___ RECORDS SHOWN ___

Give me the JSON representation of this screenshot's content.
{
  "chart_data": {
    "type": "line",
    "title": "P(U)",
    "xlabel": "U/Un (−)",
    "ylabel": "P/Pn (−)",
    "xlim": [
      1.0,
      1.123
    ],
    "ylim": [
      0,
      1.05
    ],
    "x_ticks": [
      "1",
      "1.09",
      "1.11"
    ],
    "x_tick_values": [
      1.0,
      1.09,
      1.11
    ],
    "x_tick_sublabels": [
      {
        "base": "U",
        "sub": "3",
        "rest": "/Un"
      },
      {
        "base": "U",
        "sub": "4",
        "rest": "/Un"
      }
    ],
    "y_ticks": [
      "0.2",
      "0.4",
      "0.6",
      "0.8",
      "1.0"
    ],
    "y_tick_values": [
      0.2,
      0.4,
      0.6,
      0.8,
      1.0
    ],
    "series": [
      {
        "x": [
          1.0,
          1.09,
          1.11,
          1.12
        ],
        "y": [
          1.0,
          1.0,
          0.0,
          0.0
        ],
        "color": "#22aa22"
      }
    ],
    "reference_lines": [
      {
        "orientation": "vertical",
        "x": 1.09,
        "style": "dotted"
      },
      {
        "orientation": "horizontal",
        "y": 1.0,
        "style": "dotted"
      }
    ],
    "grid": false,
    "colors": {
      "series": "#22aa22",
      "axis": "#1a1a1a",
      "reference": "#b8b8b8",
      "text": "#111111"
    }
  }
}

___

■ **EXERCISE OBJECTIVE**: Repeat all of the records above exactly as they appear.

■ **EXPECTED OUTPUT**:
Give me the JSON representation of this screenshot's content.
{
  "chart_data": {
    "type": "line",
    "title": "P(U)",
    "xlabel": "U/Un (−)",
    "ylabel": "P/Pn (−)",
    "xlim": [
      1.0,
      1.123
    ],
    "ylim": [
      0,
      1.05
    ],
    "x_ticks": [
      "1",
      "1.09",
      "1.11"
    ],
    "x_tick_values": [
      1.0,
      1.09,
      1.11
    ],
    "x_tick_sublabels": [
      {
        "base": "U",
        "sub": "3",
        "rest": "/Un"
      },
      {
        "base": "U",
        "sub": "4",
        "rest": "/Un"
      }
    ],
    "y_ticks": [
      "0.2",
      "0.4",
      "0.6",
      "0.8",
      "1.0"
    ],
    "y_tick_values": [
      0.2,
      0.4,
      0.6,
      0.8,
      1.0
    ],
    "series": [
      {
        "x": [
          1.0,
          1.09,
          1.11,
          1.12
        ],
        "y": [
          1.0,
          1.0,
          0.0,
          0.0
        ],
        "color": "#22aa22"
      }
    ],
    "reference_lines": [
      {
        "orientation": "vertical",
        "x": 1.09,
        "style": "dotted"
      },
      {
        "orientation": "horizontal",
        "y": 1.0,
        "style": "dotted"
      }
    ],
    "grid": false,
    "colors": {
      "series": "#22aa22",
      "axis": "#1a1a1a",
      "reference": "#b8b8b8",
      "text": "#111111"
    }
  }
}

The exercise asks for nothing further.